Text provided:
##########

Here's my properties file:
version = ${maven.build.timestamp}
Here's how my pom.xml file looks like:
<properties>
<maven.build.timestamp.format>yyyyMMddHHmmss</maven.build.timestamp.format>
<project.build.sourceEncoding>UTF-8</project.build.sourceEncoding>
</properties>
...
<build>
<plugins>
...
</plugins>
<resources>
<resource>
<directory>${project.basedir}/src/main/resources</directory>
<filtering>true</filtering>
</resource>
</resources>
</build>
And here's how my directory structure looks like:
.
├── pom.xml
├── src
│ └── main
│ ├── java
│ │ └── ...
│ ├── resources
│ │ └── application.properties
But when I do a mvn clean install
and open up the target/classes/application.properties
file, the contents of it is still the same: version = ${maven.build.timestamp}
Why isn't the property being properly replaced?

##########

Dataset:
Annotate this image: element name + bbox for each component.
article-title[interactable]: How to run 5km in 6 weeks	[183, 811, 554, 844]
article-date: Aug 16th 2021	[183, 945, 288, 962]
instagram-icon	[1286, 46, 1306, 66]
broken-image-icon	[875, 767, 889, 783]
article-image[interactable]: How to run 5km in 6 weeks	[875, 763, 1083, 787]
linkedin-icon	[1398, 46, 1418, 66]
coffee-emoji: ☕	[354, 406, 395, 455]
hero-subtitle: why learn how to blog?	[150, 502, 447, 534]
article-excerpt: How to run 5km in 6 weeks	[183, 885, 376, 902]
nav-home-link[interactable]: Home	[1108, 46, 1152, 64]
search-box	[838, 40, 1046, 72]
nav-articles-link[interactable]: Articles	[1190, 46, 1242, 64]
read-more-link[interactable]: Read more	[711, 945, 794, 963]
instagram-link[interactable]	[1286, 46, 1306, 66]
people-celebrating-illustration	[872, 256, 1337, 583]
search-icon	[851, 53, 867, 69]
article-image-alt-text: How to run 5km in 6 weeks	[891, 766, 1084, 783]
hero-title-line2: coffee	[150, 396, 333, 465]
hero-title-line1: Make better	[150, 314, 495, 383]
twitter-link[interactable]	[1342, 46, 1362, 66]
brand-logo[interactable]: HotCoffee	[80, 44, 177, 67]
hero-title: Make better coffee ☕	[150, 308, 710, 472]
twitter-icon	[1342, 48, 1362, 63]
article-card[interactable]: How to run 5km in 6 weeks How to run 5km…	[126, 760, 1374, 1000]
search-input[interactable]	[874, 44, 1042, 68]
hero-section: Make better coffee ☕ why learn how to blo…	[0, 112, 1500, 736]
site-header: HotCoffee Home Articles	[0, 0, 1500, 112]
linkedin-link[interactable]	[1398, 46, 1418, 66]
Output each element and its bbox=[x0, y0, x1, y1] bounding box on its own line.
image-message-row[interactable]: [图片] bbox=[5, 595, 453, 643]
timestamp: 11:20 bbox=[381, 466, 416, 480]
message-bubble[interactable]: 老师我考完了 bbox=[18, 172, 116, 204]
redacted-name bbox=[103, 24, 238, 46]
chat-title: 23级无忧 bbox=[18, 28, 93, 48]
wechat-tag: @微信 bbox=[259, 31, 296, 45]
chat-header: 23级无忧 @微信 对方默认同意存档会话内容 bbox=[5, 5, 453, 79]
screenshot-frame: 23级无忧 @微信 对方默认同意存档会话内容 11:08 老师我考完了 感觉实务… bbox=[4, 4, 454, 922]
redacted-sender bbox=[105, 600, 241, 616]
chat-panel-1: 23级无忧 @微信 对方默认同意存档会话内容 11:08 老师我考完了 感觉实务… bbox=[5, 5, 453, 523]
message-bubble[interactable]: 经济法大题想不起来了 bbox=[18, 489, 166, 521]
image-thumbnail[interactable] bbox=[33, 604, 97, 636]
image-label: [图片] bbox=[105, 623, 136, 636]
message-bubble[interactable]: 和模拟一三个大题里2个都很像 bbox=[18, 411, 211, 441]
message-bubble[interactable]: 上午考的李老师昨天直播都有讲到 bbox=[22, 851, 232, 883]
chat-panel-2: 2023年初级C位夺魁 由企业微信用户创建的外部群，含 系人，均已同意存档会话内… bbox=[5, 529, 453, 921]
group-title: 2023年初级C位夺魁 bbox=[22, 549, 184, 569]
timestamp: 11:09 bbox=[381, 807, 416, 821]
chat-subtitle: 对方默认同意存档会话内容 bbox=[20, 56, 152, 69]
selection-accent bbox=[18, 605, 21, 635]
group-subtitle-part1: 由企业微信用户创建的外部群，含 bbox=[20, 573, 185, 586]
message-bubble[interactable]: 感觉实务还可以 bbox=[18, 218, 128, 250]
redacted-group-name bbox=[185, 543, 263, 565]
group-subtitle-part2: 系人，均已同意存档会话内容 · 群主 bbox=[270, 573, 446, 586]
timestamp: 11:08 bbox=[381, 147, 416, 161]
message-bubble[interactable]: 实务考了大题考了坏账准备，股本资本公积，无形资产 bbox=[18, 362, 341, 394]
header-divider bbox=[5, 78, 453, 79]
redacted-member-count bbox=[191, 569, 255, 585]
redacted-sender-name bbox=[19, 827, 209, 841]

##########

Task instructions:
Continue the Maven question about the unreplaced timestamp property, starting right after its final sentence.

Answer below:
It's a known issue in Maven ( see here ). Simplest workaround is to redefine this property in your POM:
<properties>
<maven.build.timestamp>${maven.build.timestamp}</maven.build.timestamp>
</properties>
Although this could generate an error in IDE like Eclpise it's still working as a maven build. Alternatively you could redefine this property with your own name to avoid IDE warnings.